>> START

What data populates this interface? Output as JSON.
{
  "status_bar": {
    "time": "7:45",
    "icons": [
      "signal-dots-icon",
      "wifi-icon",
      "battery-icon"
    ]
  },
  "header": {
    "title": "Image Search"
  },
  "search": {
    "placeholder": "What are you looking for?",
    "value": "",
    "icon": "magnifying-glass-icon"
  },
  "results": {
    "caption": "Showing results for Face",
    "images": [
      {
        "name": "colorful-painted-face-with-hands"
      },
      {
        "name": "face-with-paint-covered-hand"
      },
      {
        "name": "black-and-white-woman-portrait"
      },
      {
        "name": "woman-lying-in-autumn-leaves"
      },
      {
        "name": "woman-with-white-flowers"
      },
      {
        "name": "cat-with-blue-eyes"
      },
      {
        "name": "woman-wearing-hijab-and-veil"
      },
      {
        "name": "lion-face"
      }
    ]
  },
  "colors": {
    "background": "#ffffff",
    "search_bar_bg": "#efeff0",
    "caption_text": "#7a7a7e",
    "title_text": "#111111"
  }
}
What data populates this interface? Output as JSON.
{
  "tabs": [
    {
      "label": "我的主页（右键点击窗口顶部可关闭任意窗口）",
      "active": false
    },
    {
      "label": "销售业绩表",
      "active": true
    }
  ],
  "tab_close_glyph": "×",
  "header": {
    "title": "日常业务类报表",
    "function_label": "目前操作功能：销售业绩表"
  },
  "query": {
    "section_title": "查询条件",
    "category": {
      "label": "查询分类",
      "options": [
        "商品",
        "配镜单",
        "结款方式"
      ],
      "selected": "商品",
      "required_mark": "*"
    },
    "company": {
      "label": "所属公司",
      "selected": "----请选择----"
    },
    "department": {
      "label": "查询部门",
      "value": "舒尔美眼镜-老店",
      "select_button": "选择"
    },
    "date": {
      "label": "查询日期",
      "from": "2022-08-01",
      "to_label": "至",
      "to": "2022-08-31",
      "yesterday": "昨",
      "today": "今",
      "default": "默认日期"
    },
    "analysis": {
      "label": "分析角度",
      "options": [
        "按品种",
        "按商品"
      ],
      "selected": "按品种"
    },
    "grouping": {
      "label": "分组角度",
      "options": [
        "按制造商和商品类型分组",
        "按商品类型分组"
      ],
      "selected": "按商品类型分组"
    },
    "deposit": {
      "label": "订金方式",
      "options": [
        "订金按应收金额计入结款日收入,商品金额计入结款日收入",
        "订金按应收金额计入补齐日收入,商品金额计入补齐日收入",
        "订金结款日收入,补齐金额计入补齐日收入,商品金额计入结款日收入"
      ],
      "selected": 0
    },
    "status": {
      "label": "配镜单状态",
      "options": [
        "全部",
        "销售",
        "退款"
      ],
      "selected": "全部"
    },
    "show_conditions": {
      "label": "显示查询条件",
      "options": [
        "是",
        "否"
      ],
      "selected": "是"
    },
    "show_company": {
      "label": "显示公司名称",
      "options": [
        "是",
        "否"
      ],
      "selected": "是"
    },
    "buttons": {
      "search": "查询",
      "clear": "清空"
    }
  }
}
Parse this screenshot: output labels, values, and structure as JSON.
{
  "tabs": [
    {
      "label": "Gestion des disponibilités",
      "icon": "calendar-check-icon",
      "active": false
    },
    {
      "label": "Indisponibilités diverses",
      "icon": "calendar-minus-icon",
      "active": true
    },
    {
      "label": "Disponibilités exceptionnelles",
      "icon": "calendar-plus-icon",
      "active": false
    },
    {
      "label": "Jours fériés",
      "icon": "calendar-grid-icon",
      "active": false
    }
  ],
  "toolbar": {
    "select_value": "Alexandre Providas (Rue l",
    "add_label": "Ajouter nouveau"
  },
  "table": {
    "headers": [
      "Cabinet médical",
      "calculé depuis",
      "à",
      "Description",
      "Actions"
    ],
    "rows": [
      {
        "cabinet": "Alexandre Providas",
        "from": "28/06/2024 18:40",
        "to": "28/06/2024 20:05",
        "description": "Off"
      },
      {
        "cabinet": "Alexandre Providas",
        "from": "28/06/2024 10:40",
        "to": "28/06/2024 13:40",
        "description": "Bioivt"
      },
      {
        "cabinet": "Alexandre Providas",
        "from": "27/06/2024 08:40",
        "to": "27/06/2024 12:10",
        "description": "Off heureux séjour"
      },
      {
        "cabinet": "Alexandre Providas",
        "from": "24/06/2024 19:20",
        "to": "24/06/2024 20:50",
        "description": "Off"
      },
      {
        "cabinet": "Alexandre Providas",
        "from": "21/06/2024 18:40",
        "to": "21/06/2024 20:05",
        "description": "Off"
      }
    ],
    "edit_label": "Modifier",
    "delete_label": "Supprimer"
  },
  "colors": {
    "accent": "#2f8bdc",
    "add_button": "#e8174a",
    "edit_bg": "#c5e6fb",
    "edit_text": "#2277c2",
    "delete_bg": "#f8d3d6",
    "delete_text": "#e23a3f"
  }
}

>> END

WHAT IS EXPECTED
Return all the data exactly as given.

TASK OUTPUT
What data populates this interface? Output as JSON.
{
  "status_bar": {
    "time": "7:45",
    "icons": [
      "signal-dots-icon",
      "wifi-icon",
      "battery-icon"
    ]
  },
  "header": {
    "title": "Image Search"
  },
  "search": {
    "placeholder": "What are you looking for?",
    "value": "",
    "icon": "magnifying-glass-icon"
  },
  "results": {
    "caption": "Showing results for Face",
    "images": [
      {
        "name": "colorful-painted-face-with-hands"
      },
      {
        "name": "face-with-paint-covered-hand"
      },
      {
        "name": "black-and-white-woman-portrait"
      },
      {
        "name": "woman-lying-in-autumn-leaves"
      },
      {
        "name": "woman-with-white-flowers"
      },
      {
        "name": "cat-with-blue-eyes"
      },
      {
        "name": "woman-wearing-hijab-and-veil"
      },
      {
        "name": "lion-face"
      }
    ]
  },
  "colors": {
    "background": "#ffffff",
    "search_bar_bg": "#efeff0",
    "caption_text": "#7a7a7e",
    "title_text": "#111111"
  }
}
What data populates this interface? Output as JSON.
{
  "tabs": [
    {
      "label": "我的主页（右键点击窗口顶部可关闭任意窗口）",
      "active": false
    },
    {
      "label": "销售业绩表",
      "active": true
    }
  ],
  "tab_close_glyph": "×",
  "header": {
    "title": "日常业务类报表",
    "function_label": "目前操作功能：销售业绩表"
  },
  "query": {
    "section_title": "查询条件",
    "category": {
      "label": "查询分类",
      "options": [
        "商品",
        "配镜单",
        "结款方式"
      ],
      "selected": "商品",
      "required_mark": "*"
    },
    "company": {
      "label": "所属公司",
      "selected": "----请选择----"
    },
    "department": {
      "label": "查询部门",
      "value": "舒尔美眼镜-老店",
      "select_button": "选择"
    },
    "date": {
      "label": "查询日期",
      "from": "2022-08-01",
      "to_label": "至",
      "to": "2022-08-31",
      "yesterday": "昨",
      "today": "今",
      "default": "默认日期"
    },
    "analysis": {
      "label": "分析角度",
      "options": [
        "按品种",
        "按商品"
      ],
      "selected": "按品种"
    },
    "grouping": {
      "label": "分组角度",
      "options": [
        "按制造商和商品类型分组",
        "按商品类型分组"
      ],
      "selected": "按商品类型分组"
    },
    "deposit": {
      "label": "订金方式",
      "options": [
        "订金按应收金额计入结款日收入,商品金额计入结款日收入",
        "订金按应收金额计入补齐日收入,商品金额计入补齐日收入",
        "订金结款日收入,补齐金额计入补齐日收入,商品金额计入结款日收入"
      ],
      "selected": 0
    },
    "status": {
      "label": "配镜单状态",
      "options": [
        "全部",
        "销售",
        "退款"
      ],
      "selected": "全部"
    },
    "show_conditions": {
      "label": "显示查询条件",
      "options": [
        "是",
        "否"
      ],
      "selected": "是"
    },
    "show_company": {
      "label": "显示公司名称",
      "options": [
        "是",
        "否"
      ],
      "selected": "是"
    },
    "buttons": {
      "search": "查询",
      "clear": "清空"
    }
  }
}
Parse this screenshot: output labels, values, and structure as JSON.
{
  "tabs": [
    {
      "label": "Gestion des disponibilités",
      "icon": "calendar-check-icon",
      "active": false
    },
    {
      "label": "Indisponibilités diverses",
      "icon": "calendar-minus-icon",
      "active": true
    },
    {
      "label": "Disponibilités exceptionnelles",
      "icon": "calendar-plus-icon",
      "active": false
    },
    {
      "label": "Jours fériés",
      "icon": "calendar-grid-icon",
      "active": false
    }
  ],
  "toolbar": {
    "select_value": "Alexandre Providas (Rue l",
    "add_label": "Ajouter nouveau"
  },
  "table": {
    "headers": [
      "Cabinet médical",
      "calculé depuis",
      "à",
      "Description",
      "Actions"
    ],
    "rows": [
      {
        "cabinet": "Alexandre Providas",
        "from": "28/06/2024 18:40",
        "to": "28/06/2024 20:05",
        "description": "Off"
      },
      {
        "cabinet": "Alexandre Providas",
        "from": "28/06/2024 10:40",
        "to": "28/06/2024 13:40",
        "description": "Bioivt"
      },
      {
        "cabinet": "Alexandre Providas",
        "from": "27/06/2024 08:40",
        "to": "27/06/2024 12:10",
        "description": "Off heureux séjour"
      },
      {
        "cabinet": "Alexandre Providas",
        "from": "24/06/2024 19:20",
        "to": "24/06/2024 20:50",
        "description": "Off"
      },
      {
        "cabinet": "Alexandre Providas",
        "from": "21/06/2024 18:40",
        "to": "21/06/2024 20:05",
        "description": "Off"
      }
    ],
    "edit_label": "Modifier",
    "delete_label": "Supprimer"
  },
  "colors": {
    "accent": "#2f8bdc",
    "add_button": "#e8174a",
    "edit_bg": "#c5e6fb",
    "edit_text": "#2277c2",
    "delete_bg": "#f8d3d6",
    "delete_text": "#e23a3f"
  }
}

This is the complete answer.